(Text block):

Cucumber for JavaScript 8.0.0
  April 06, 2022

Cucumber 8.0.0 has been released and is available now on npm! It's been a while since the last major version, and we've made some big changes since then. If there's one theme for this release it’s the changing JavaScript ecosystem. If there’s a second, it’s making Cucumber easier to work with, especially for power users.

Before we get into it, huge thanks to the core team plus these contributors for making this release possible: Nico Jansen, Ludek Novy, Marju Tubli, Dmytro Shpakovskyi, abelalmeida, deepziem, Joaquín Sorianello, Jan Molak, Tomer Ben-Rachel, Emmanuel Ola, Blaise Pabon, Karla Justen, Manny, Kate Dames, Michael Morris, plocket, Arti Mathanda, and eman2673.

Node.js

We keep our Node.js support in line with their LTS schedule; as such this release removes support for version 10. On that subject, whilst we already populate the engines field with our supported versions, it’s only advisory metadata and didn’t stop you from running with an unsupported version and erroring ungracefully. Now, if you run cucumber-js with an unsupported Node.js version, it’ll exit straight away and tell you why.

(Task 1):
Answer each question from the release announcement.
(a) On what date was the announcement posted?
(b) Where is Cucumber 8.0.0 available?
(c) Which Node.js version no longer has support?
(Task 2):
Quote the part of the release announcement that begins with the words "Cucumber 8.0.0 has" and ends with "for power users.".
(Task 3):
Decide whether each statement agrees with the release announcement. Answer yes or no, and quote the words that settle it.
(a) This release adds support for Node.js version 10.
(b) Running cucumber-js with an unsupported Node.js version now makes it exit at once with an explanation.
(c) The engines field used to stop users from running an unsupported version.
The lines after this sentence play no part in the work on the release announcement.

(Records shown):
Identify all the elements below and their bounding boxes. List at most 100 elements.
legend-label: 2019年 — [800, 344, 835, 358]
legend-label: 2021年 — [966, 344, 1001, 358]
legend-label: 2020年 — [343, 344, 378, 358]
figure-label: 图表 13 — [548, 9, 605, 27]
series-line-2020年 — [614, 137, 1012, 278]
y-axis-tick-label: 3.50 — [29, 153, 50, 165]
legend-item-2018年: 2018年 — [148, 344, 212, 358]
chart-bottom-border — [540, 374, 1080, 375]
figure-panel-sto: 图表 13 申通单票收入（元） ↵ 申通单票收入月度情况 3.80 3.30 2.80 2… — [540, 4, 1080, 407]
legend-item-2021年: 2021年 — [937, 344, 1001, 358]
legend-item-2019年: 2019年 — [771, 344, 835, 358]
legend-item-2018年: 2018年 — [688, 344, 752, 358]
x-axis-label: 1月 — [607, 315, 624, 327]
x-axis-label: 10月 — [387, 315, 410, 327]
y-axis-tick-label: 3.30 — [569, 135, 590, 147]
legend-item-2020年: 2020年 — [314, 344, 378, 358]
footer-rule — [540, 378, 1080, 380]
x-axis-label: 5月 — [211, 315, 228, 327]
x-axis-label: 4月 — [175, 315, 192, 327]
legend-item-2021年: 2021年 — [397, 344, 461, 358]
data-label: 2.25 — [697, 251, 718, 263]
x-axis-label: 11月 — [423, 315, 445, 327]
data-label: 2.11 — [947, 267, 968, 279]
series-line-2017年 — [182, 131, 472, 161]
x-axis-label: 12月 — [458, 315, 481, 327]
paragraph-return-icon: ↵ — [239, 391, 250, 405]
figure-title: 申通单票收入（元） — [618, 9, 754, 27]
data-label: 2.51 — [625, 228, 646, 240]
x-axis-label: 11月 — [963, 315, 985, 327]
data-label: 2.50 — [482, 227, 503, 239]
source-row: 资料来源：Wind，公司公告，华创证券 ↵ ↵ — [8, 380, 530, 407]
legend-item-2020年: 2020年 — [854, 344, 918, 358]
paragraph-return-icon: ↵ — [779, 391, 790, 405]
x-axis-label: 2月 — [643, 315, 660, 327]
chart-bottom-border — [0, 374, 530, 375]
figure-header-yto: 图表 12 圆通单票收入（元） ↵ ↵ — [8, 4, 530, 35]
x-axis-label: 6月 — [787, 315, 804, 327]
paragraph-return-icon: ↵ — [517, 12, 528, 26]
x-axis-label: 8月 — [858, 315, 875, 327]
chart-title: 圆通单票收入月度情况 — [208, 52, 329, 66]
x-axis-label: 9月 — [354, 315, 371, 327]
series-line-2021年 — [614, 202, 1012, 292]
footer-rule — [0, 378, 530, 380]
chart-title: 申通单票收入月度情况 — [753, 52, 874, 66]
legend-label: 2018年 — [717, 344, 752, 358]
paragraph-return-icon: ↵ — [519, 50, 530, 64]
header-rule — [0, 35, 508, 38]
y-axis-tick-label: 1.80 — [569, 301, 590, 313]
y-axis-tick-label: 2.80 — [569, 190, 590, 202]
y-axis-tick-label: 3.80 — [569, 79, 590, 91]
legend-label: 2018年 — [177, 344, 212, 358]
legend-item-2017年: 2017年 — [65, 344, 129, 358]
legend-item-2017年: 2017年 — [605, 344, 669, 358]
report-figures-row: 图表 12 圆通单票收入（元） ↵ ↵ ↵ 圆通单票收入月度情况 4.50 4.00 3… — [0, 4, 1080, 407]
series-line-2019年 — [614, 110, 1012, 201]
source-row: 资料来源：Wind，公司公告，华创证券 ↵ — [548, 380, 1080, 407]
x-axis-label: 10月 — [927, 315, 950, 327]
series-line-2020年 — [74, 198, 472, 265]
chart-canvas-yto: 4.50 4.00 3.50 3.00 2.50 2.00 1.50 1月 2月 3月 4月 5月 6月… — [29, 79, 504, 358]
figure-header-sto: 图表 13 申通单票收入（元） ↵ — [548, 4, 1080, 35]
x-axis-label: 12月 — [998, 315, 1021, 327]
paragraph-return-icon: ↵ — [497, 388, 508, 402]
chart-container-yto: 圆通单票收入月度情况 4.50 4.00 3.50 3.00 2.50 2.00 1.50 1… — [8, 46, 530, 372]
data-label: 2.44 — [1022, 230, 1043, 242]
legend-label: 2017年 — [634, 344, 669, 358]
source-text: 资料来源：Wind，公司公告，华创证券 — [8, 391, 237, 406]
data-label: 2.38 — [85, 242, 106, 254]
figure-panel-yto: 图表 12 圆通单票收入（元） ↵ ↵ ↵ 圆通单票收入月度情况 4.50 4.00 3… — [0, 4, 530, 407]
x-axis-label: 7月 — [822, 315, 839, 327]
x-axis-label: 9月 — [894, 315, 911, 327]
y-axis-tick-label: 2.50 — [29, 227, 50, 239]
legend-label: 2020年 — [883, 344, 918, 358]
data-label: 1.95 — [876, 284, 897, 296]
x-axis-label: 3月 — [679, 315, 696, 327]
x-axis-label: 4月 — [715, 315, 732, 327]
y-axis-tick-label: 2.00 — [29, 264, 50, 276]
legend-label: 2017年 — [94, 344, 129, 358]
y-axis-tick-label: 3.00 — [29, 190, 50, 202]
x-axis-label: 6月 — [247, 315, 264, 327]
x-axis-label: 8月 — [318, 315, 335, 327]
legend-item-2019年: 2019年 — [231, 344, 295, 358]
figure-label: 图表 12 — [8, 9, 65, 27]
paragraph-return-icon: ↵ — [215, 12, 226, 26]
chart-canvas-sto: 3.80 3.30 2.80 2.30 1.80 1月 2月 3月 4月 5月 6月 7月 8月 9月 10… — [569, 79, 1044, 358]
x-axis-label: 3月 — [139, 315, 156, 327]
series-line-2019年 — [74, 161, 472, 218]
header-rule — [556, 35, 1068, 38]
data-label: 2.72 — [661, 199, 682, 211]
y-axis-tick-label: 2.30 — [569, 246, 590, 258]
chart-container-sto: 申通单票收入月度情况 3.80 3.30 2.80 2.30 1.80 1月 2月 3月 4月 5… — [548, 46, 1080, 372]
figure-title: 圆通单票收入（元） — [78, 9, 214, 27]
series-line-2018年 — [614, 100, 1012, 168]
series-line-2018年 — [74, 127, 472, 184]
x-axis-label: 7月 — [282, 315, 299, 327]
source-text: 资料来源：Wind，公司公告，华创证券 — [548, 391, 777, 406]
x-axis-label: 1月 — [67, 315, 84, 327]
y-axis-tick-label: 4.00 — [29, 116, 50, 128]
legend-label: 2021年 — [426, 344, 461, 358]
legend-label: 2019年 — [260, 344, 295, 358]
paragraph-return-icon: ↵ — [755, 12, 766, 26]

(Task response 1):
(a) April 06, 2022
(b) On npm
(c) Version 10

(Task response 2):
Cucumber 8.0.0 has been released and is available now on npm! It's been a while since the last major version, and we've made some big changes since then. If there's one theme for this release it’s the changing JavaScript ecosystem. If there’s a second, it’s making Cucumber easier to work with, especially for power users.

(Task response 3):
(a) No: "this release removes support for version 10."
(b) Yes: "it’ll exit straight away and tell you why."
(c) No: "it’s only advisory metadata and didn’t stop you from running with an unsupported version"